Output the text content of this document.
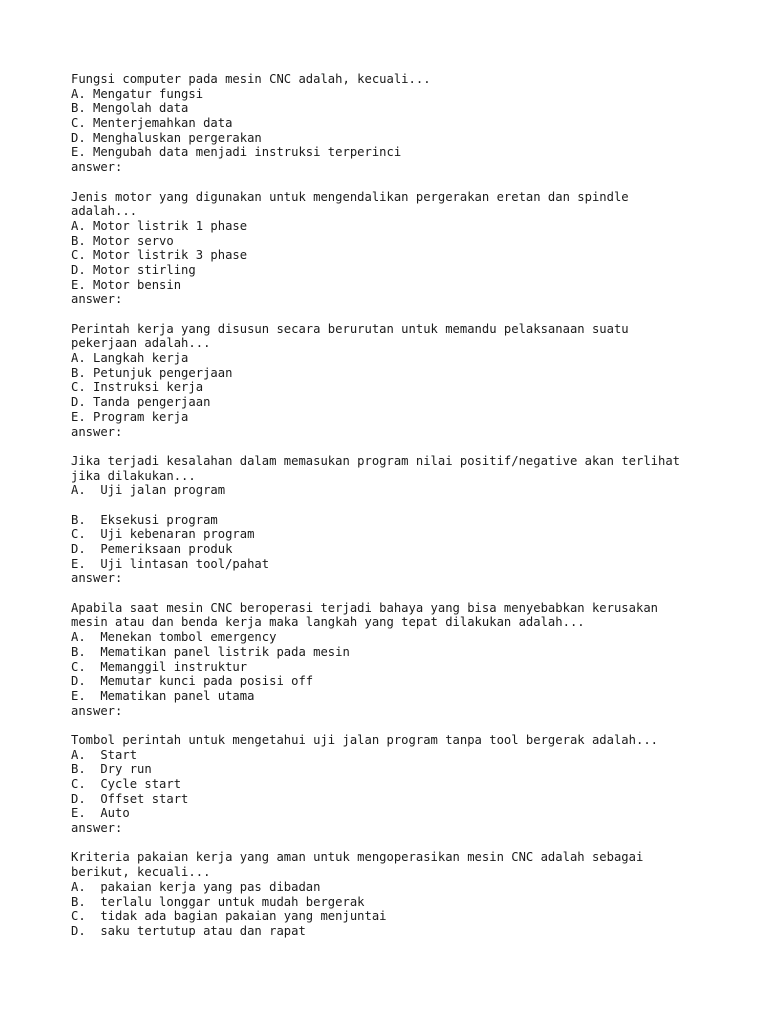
Fungsi computer pada mesin CNC adalah, kecuali...
A. Mengatur fungsi
B. Mengolah data
C. Menterjemahkan data
D. Menghaluskan pergerakan
E. Mengubah data menjadi instruksi terperinci
answer:
Jenis motor yang digunakan untuk mengendalikan pergerakan eretan dan spindle
adalah...
A. Motor listrik 1 phase
B. Motor servo
C. Motor listrik 3 phase
D. Motor stirling
E. Motor bensin
answer:
Perintah kerja yang disusun secara berurutan untuk memandu pelaksanaan suatu
pekerjaan adalah...
A. Langkah kerja
B. Petunjuk pengerjaan
C. Instruksi kerja
D. Tanda pengerjaan
E. Program kerja
answer:
Jika terjadi kesalahan dalam memasukan program nilai positif/negative akan terlihat
jika dilakukan...
A.  Uji jalan program
B.  Eksekusi program
C.  Uji kebenaran program
D.  Pemeriksaan produk
E.  Uji lintasan tool/pahat
answer:
Apabila saat mesin CNC beroperasi terjadi bahaya yang bisa menyebabkan kerusakan
mesin atau dan benda kerja maka langkah yang tepat dilakukan adalah...
A.  Menekan tombol emergency
B.  Mematikan panel listrik pada mesin
C.  Memanggil instruktur
D.  Memutar kunci pada posisi off
E.  Mematikan panel utama
answer:
Tombol perintah untuk mengetahui uji jalan program tanpa tool bergerak adalah...
A.  Start
B.  Dry run
C.  Cycle start
D.  Offset start
E.  Auto
answer:
Kriteria pakaian kerja yang aman untuk mengoperasikan mesin CNC adalah sebagai
berikut, kecuali...
A.  pakaian kerja yang pas dibadan
B.  terlalu longgar untuk mudah bergerak
C.  tidak ada bagian pakaian yang menjuntai
D.  saku tertutup atau dan rapat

....

### GIVEN EXERCISE
Write out the records above exactly as they stand, leaving out every picture.

### COMPLETE ANSWER
Output the text content of this document.
Fungsi computer pada mesin CNC adalah, kecuali...
A. Mengatur fungsi
B. Mengolah data
C. Menterjemahkan data
D. Menghaluskan pergerakan
E. Mengubah data menjadi instruksi terperinci
answer:
Jenis motor yang digunakan untuk mengendalikan pergerakan eretan dan spindle
adalah...
A. Motor listrik 1 phase
B. Motor servo
C. Motor listrik 3 phase
D. Motor stirling
E. Motor bensin
answer:
Perintah kerja yang disusun secara berurutan untuk memandu pelaksanaan suatu
pekerjaan adalah...
A. Langkah kerja
B. Petunjuk pengerjaan
C. Instruksi kerja
D. Tanda pengerjaan
E. Program kerja
answer:
Jika terjadi kesalahan dalam memasukan program nilai positif/negative akan terlihat
jika dilakukan...
A.  Uji jalan program
B.  Eksekusi program
C.  Uji kebenaran program
D.  Pemeriksaan produk
E.  Uji lintasan tool/pahat
answer:
Apabila saat mesin CNC beroperasi terjadi bahaya yang bisa menyebabkan kerusakan
mesin atau dan benda kerja maka langkah yang tepat dilakukan adalah...
A.  Menekan tombol emergency
B.  Mematikan panel listrik pada mesin
C.  Memanggil instruktur
D.  Memutar kunci pada posisi off
E.  Mematikan panel utama
answer:
Tombol perintah untuk mengetahui uji jalan program tanpa tool bergerak adalah...
A.  Start
B.  Dry run
C.  Cycle start
D.  Offset start
E.  Auto
answer:
Kriteria pakaian kerja yang aman untuk mengoperasikan mesin CNC adalah sebagai
berikut, kecuali...
A.  pakaian kerja yang pas dibadan
B.  terlalu longgar untuk mudah bergerak
C.  tidak ada bagian pakaian yang menjuntai
D.  saku tertutup atau dan rapat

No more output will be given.